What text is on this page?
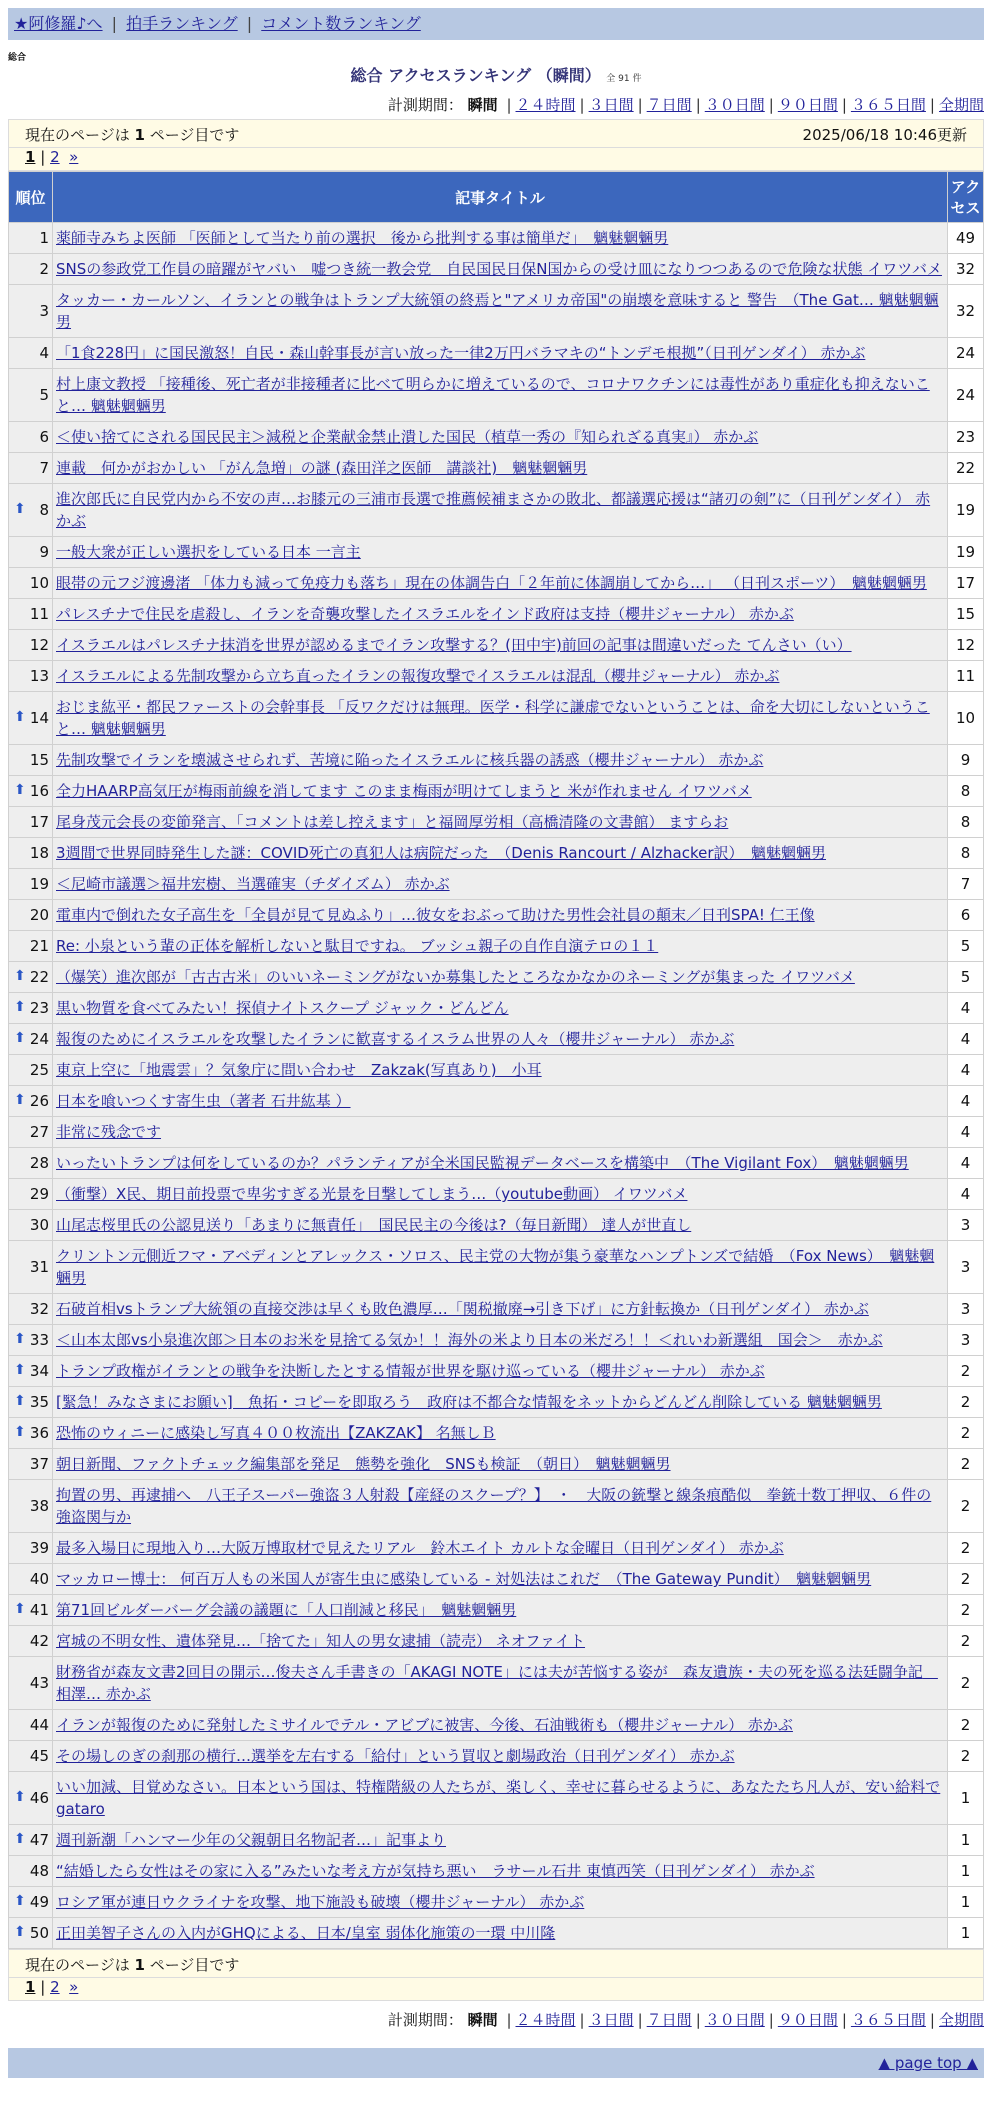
★阿修羅♪へ | 拍手ランキング | コメント数ランキング
総合
総合 アクセスランキング （瞬間） 全 91 件
計測期間： 瞬間 | ２４時間 | ３日間 | ７日間 | ３０日間 | ９０日間 | ３６５日間 | 全期間
現在のページは 1 ページ目です	2025/06/18 10:46更新
1 | 2 »
順位	記事タイトル	アクセス
1	薬師寺みちよ医師 「医師として当たり前の選択　後から批判する事は簡単だ」　魑魅魍魎男	49
2	SNSの参政党工作員の暗躍がヤバい　嘘つき統一教会党　自民国民日保N国からの受け皿になりつつあるので危険な状態 イワツバメ	32
3	タッカー・カールソン、イランとの戦争はトランプ大統領の終焉と"アメリカ帝国"の崩壊を意味すると 警告　（The Gat… 魑魅魍魎男	32
4	「1食228円」に国民激怒！自民・森山幹事長が言い放った一律2万円バラマキの“トンデモ根拠”（日刊ゲンダイ） 赤かぶ	24
5	村上康文教授 「接種後、死亡者が非接種者に比べて明らかに増えているので、コロナワクチンには毒性があり重症化も抑えないこと… 魑魅魍魎男	24
6	＜使い捨てにされる国民民主＞減税と企業献金禁止潰した国民（植草一秀の『知られざる真実』） 赤かぶ	23
7	連載　何かがおかしい 「がん急増」の謎 (森田洋之医師　講談社)　魑魅魍魎男	22

⬆ 8	進次郎氏に自民党内から不安の声…お膝元の三浦市長選で推薦候補まさかの敗北、都議選応援は“諸刃の剣”に（日刊ゲンダイ） 赤かぶ	19
9	一般大衆が正しい選択をしている日本 一言主	19
10	眼帯の元フジ渡邊渚 「体力も減って免疫力も落ち」現在の体調告白「２年前に体調崩してから…」 （日刊スポーツ）　魑魅魍魎男	17
11	パレスチナで住民を虐殺し、イランを奇襲攻撃したイスラエルをインド政府は支持（櫻井ジャーナル） 赤かぶ	15
12	イスラエルはパレスチナ抹消を世界が認めるまでイラン攻撃する？(田中宇)前回の記事は間違いだった てんさい（い）	12
13	イスラエルによる先制攻撃から立ち直ったイランの報復攻撃でイスラエルは混乱（櫻井ジャーナル） 赤かぶ	11

⬆ 14	おじま紘平・都民ファーストの会幹事長 「反ワクだけは無理。医学・科学に謙虚でないということは、命を大切にしないということ… 魑魅魍魎男	10
15	先制攻撃でイランを壊滅させられず、苦境に陥ったイスラエルに核兵器の誘惑（櫻井ジャーナル） 赤かぶ	9

⬆ 16	全力HAARP高気圧が梅雨前線を消してます このまま梅雨が明けてしまうと 米が作れません イワツバメ	8
17	尾身茂元会長の変節発言、「コメントは差し控えます」と福岡厚労相（高橋清隆の文書館） ますらお	8
18	3週間で世界同時発生した謎：COVID死亡の真犯人は病院だった　（Denis Rancourt / Alzhacker訳）　魑魅魍魎男	8
19	＜尼崎市議選＞福井宏樹、当選確実（チダイズム） 赤かぶ	7
20	電車内で倒れた女子高生を「全員が見て見ぬふり」…彼女をおぶって助けた男性会社員の顛末／日刊SPA! 仁王像	6
21	Re: 小泉という輩の正体を解析しないと駄目ですね。 ブッシュ親子の自作自演テロの１１	5

⬆ 22	（爆笑）進次郎が「古古古米」のいいネーミングがないか募集したところなかなかのネーミングが集まった イワツバメ	5

⬆ 23	黒い物質を食べてみたい！探偵ナイトスクープ ジャック・どんどん	4

⬆ 24	報復のためにイスラエルを攻撃したイランに歓喜するイスラム世界の人々（櫻井ジャーナル） 赤かぶ	4
25	東京上空に「地震雲」？気象庁に問い合わせ　Zakzak(写真あり)　小耳	4

⬆ 26	日本を喰いつくす寄生虫（著者 石井紘基 ）	4
27	非常に残念です	4
28	いったいトランプは何をしているのか？パランティアが全米国民監視データベースを構築中　（The Vigilant Fox）　魑魅魍魎男	4
29	（衝撃）X民、期日前投票で卑劣すぎる光景を目撃してしまう…（youtube動画） イワツバメ	4
30	山尾志桜里氏の公認見送り「あまりに無責任」　国民民主の今後は?（毎日新聞） 達人が世直し	3
31	クリントン元側近フマ・アベディンとアレックス・ソロス、民主党の大物が集う豪華なハンプトンズで結婚　（Fox News）　魑魅魍魎男	3
32	石破首相vsトランプ大統領の直接交渉は早くも敗色濃厚…「関税撤廃→引き下げ」に方針転換か（日刊ゲンダイ） 赤かぶ	3

⬆ 33	＜山本太郎vs小泉進次郎＞日本のお米を見捨てる気か！！海外の米より日本の米だろ！！＜れいわ新選組　国会＞　赤かぶ	3

⬆ 34	トランプ政権がイランとの戦争を決断したとする情報が世界を駆け巡っている（櫻井ジャーナル） 赤かぶ	2

⬆ 35	[緊急！みなさまにお願い]　魚拓・コピーを即取ろう　政府は不都合な情報をネットからどんどん削除している 魑魅魍魎男	2

⬆ 36	恐怖のウィニーに感染し写真４００枚流出【ZAKZAK】 名無しＢ	2
37	朝日新聞、ファクトチェック編集部を発足　態勢を強化　SNSも検証　（朝日）　魑魅魍魎男	2
38	拘置の男、再逮捕へ　八王子スーパー強盗３人射殺【産経のスクープ？】　・　大阪の銃撃と線条痕酷似　拳銃十数丁押収、６件の強盗関与か	2
39	最多入場日に現地入り…大阪万博取材で見えたリアル　鈴木エイト カルトな金曜日（日刊ゲンダイ） 赤かぶ	2
40	マッカロー博士： 何百万人もの米国人が寄生虫に感染している - 対処法はこれだ　（The Gateway Pundit）　魑魅魍魎男	2

⬆ 41	第71回ビルダーバーグ会議の議題に「人口削減と移民」　魑魅魍魎男	2
42	宮城の不明女性、遺体発見…「捨てた」知人の男女逮捕（読売） ネオファイト	2
43	財務省が森友文書2回目の開示…俊夫さん手書きの「AKAGI NOTE」には夫が苦悩する姿が　森友遺族・夫の死を巡る法廷闘争記　相澤… 赤かぶ	2
44	イランが報復のために発射したミサイルでテル・アビブに被害、今後、石油戦術も（櫻井ジャーナル） 赤かぶ	2
45	その場しのぎの刹那の横行…選挙を左右する「給付」という買収と劇場政治（日刊ゲンダイ） 赤かぶ	2

⬆ 46	いい加減、目覚めなさい。日本という国は、特権階級の人たちが、楽しく、幸せに暮らせるように、あなたたち凡人が、安い給料で gataro	1

⬆ 47	週刊新潮「ハンマー少年の父親朝日名物記者…」記事より	1
48	“結婚したら女性はその家に入る”みたいな考え方が気持ち悪い　ラサール石井 東慎西笑（日刊ゲンダイ） 赤かぶ	1

⬆ 49	ロシア軍が連日ウクライナを攻撃、地下施設も破壊（櫻井ジャーナル） 赤かぶ	1

⬆ 50	正田美智子さんの入内がGHQによる、日本/皇室 弱体化施策の一環 中川隆	1
現在のページは 1 ページ目です
1 | 2 »
計測期間： 瞬間 | ２４時間 | ３日間 | ７日間 | ３０日間 | ９０日間 | ３６５日間 | 全期間
▲ page top ▲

→ To do:
Isolate each line of the listing above that includes "現在のページは". Copy it.

→ Worked answer:
現在のページは 1 ページ目です	2025/06/18 10:46更新
現在のページは 1 ページ目です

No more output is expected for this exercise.